▶ What the task asks: Please translate this sentence from the commentary on the Mike Duffy case into Spanish: "He was without an income for an extended period of time."

#### Page extract

The ill will in the Conservative party establishment and among its media allies against Duffy once seemed to guarantee that he would never set foot in the Senate again. Now he can go back to work tomorrow — unless the Harperites still in the Red Chamber foolishly move to block Duffy’s return by arguing he brought “shame” on the Senate.

People have to remember exactly what happened here. Mike Duffy was put through a brutal legal ordeal by the Harper government for purely political reasons — just as Duffy himself has always claimed. [Or, was Duffy in on it, knowing the Crown would not cross examine, ensuring Duffy getting off?] It is safe to say that Duffy would have been ruined financially by this long, costly legal battle had it not been for Thursday’s stunning turn of events. [Or, if Duffy is in on it, perhaps his lawyer is too, and is not charging him, knowing Duffy will successfully sue for millions?]

He was without an income for an extended period of time. Couple that with massive legal bills, the expenses associated with running two establishments (primary or not) and the fact that he’s creeping up on his 70s, and it wasn’t looking likely that Duffy would ever recoup these losses.

What’s the explanation for this abysmal misreading of the Criminal Code by the so-called experts? Was this ever a search for justice, or was it merely the political use of an arm of government against an enemy?

… This case is about something more than the utter demolition of a criminal case against an individual. It’s also about a justice system — at both the prosecutorial and police level — being brought into disrepute. The Duffy affair, like the robocalls scandal, played out in a landscape populated by shadowy players. Very few of them ever received much scrutiny, and society never got to the bottom of either of these scandals. But there was always the whiff of scapegoating here — from the RCMP press conferences announcing the charges against Duffy (a gross exercise in PR overkill) to the absurdly long list of baseless charges against him.

… The fatal flaw in the Crown’s bribery charge was this: If Duffy was guilty of taking a bribe, surely someone was guilty of offering one. Where was the Crown’s common sense on that issue? The decision not to charge Nigel Wright — the person who “gave” the senator the $90,000 to repay housing expenses he denied owing — turned this element of the Crown’s criminal narrative into a terrible joke. So the question lingers: Why did the Crown bring the bribery charge in the first place? [With Duffy in on it, to enable Harper destroying the Senate, long hated by extreme reform Conservatives, and which protects Canadians from dictators like Harper?]

And that leads to another embarrassing question for the prosecution. They fired a shotgun into Duffy at close range, bringing a total of 31 criminal charges against him. In the end, none of the buckshot hit the target. When you score zero in a test, the conclusion is unambiguous — you’ve failed, utterly. [Or, done intentionally by the Crown, in on the plan with Harper, Duffy, the RCMP, PMO, Nigel Wright, etc? All part of Harper’s plant to destroy the Senate, without having to heed the constitution?]

But what’s the explanation for this abysmal misreading of the Criminal Code by the so-called experts? Was this ever a search for justice, or was it merely the political use of an arm of government against an enemy [The Tory Despised Senate?] — as I suspected it was in Stephen Harper’s war with Helena Guergis? Whatever the answer is to that question, and given Judge Vaillancourt’s verdict on Duffy’s residency claims, the Crown might be wise to re-consider its charges against Senator Patrick Brazeau and others. Simply put, the Crown was out to breakfast, lunch and dinner.

########
#### Supplied material

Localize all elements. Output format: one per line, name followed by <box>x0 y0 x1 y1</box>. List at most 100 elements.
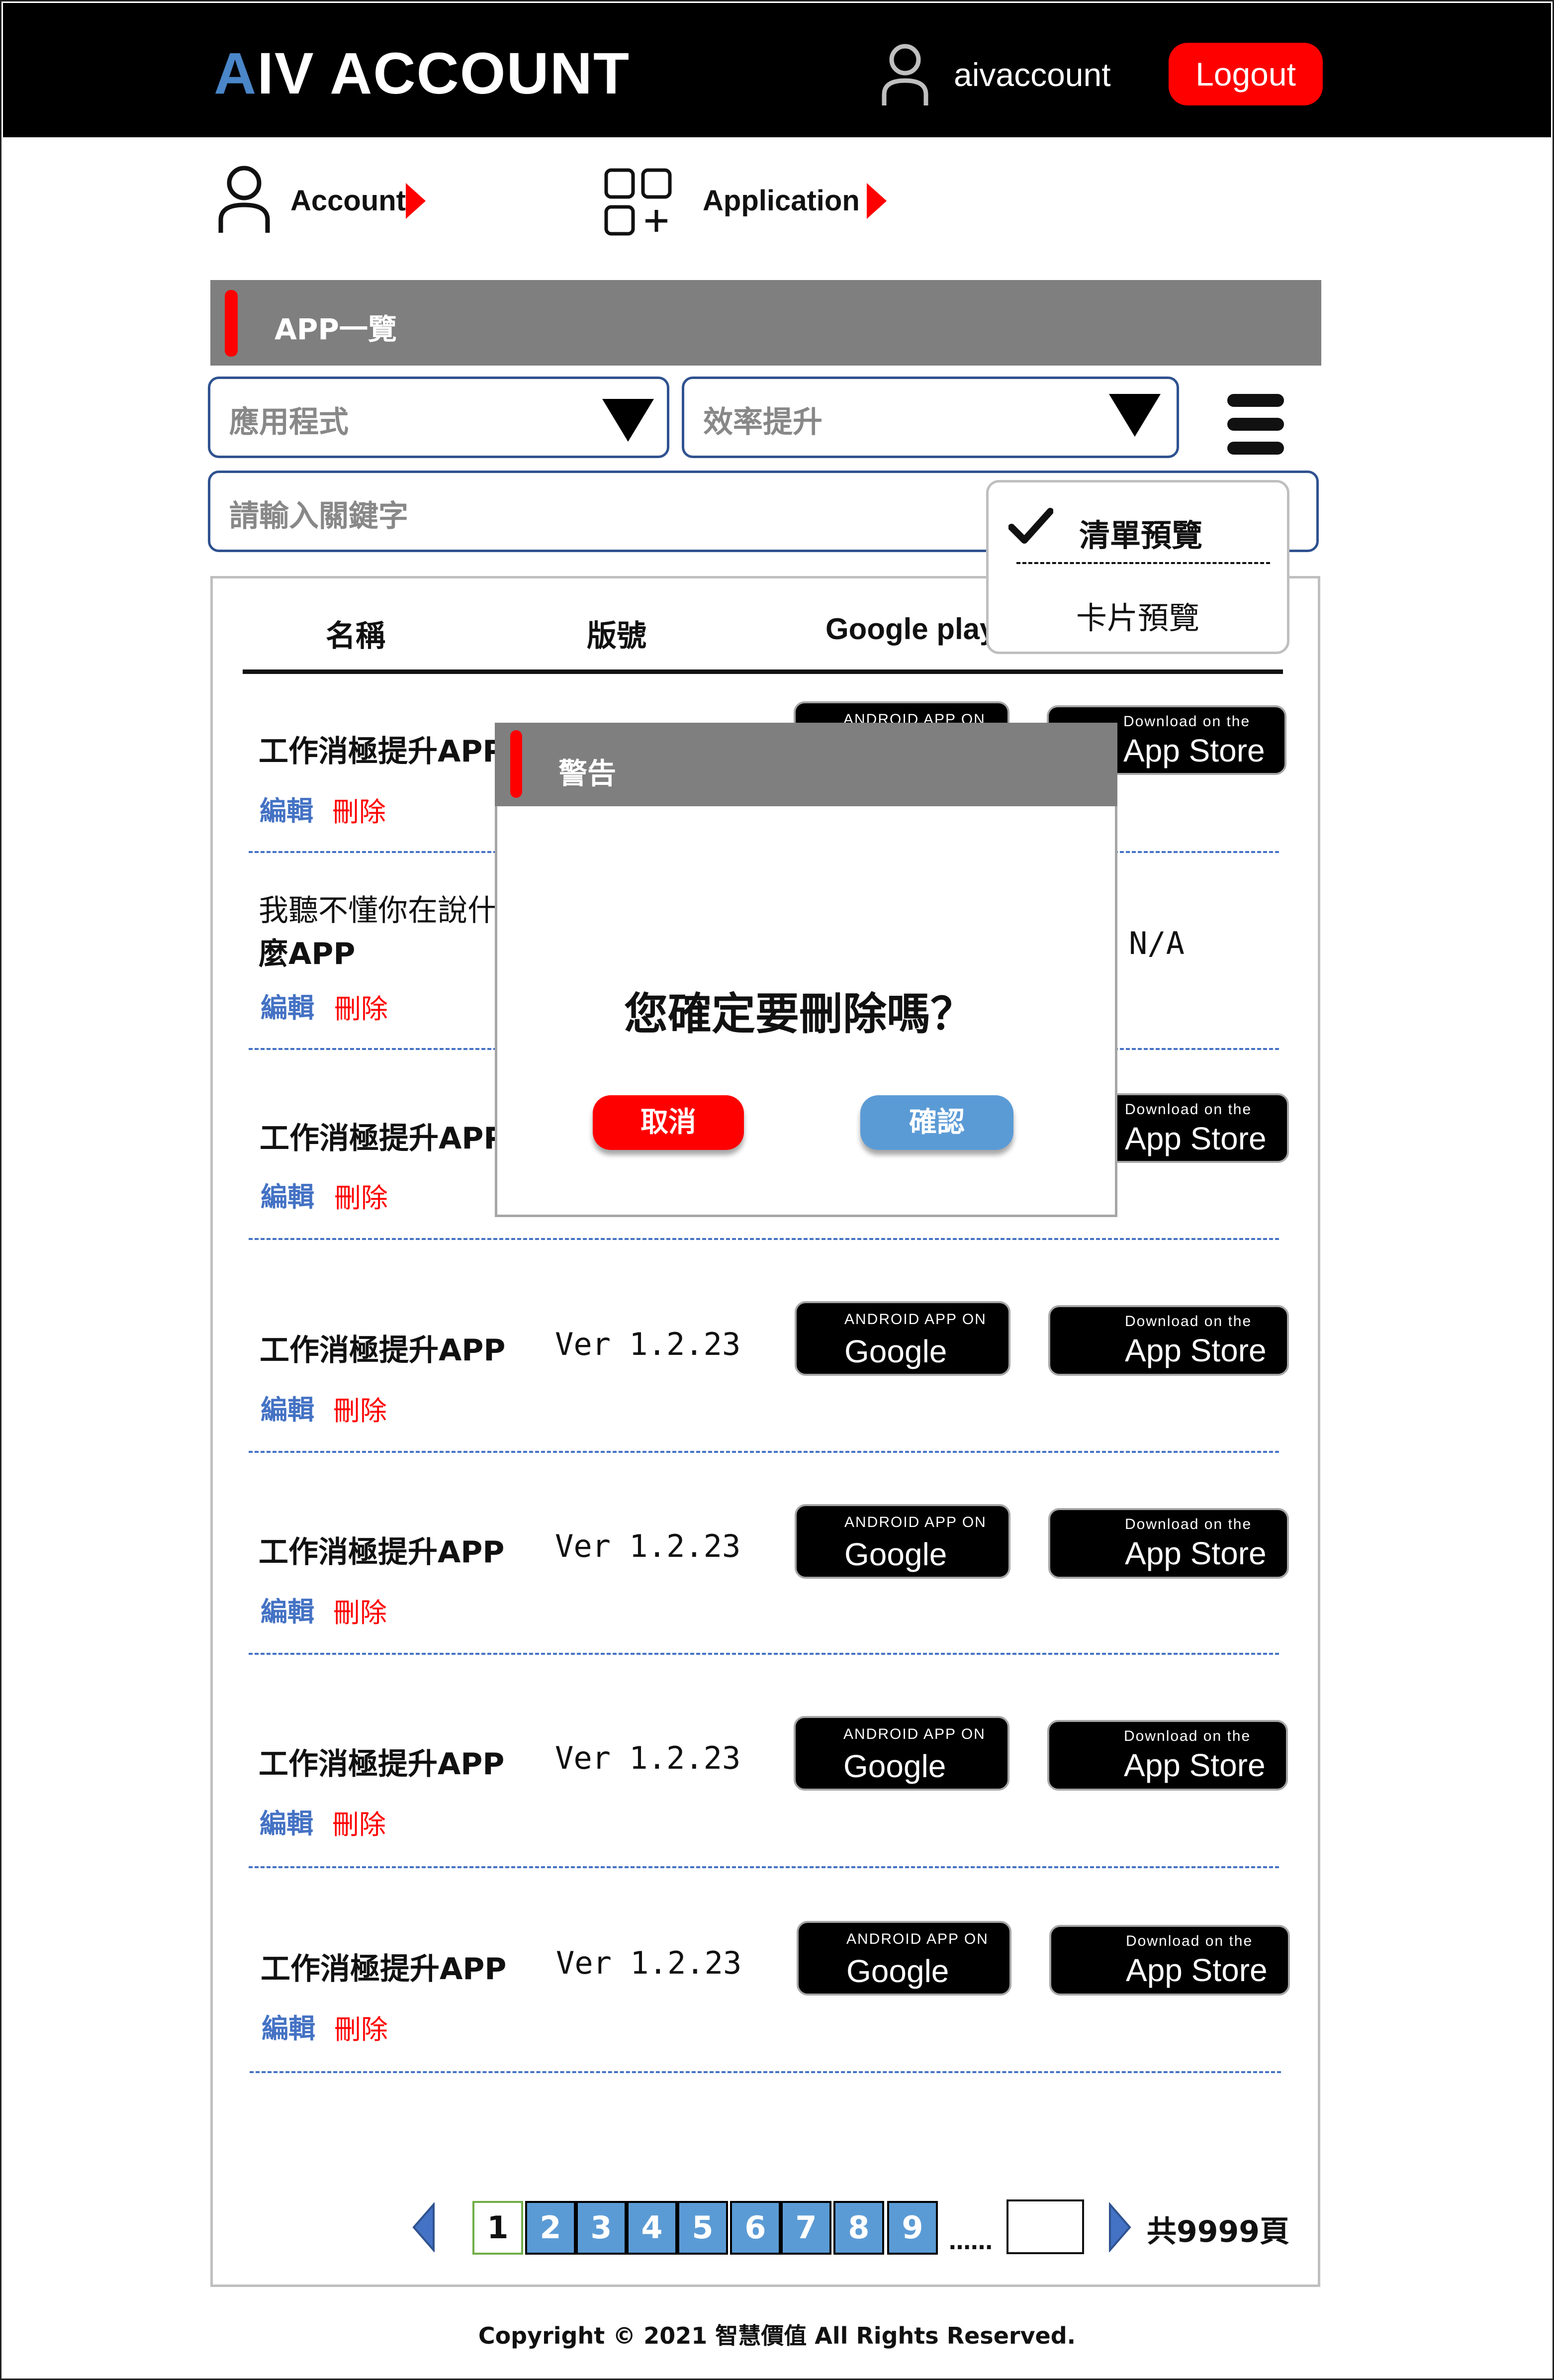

########

▶ Output below: Estuvo sin ingresos durante un período prolongado.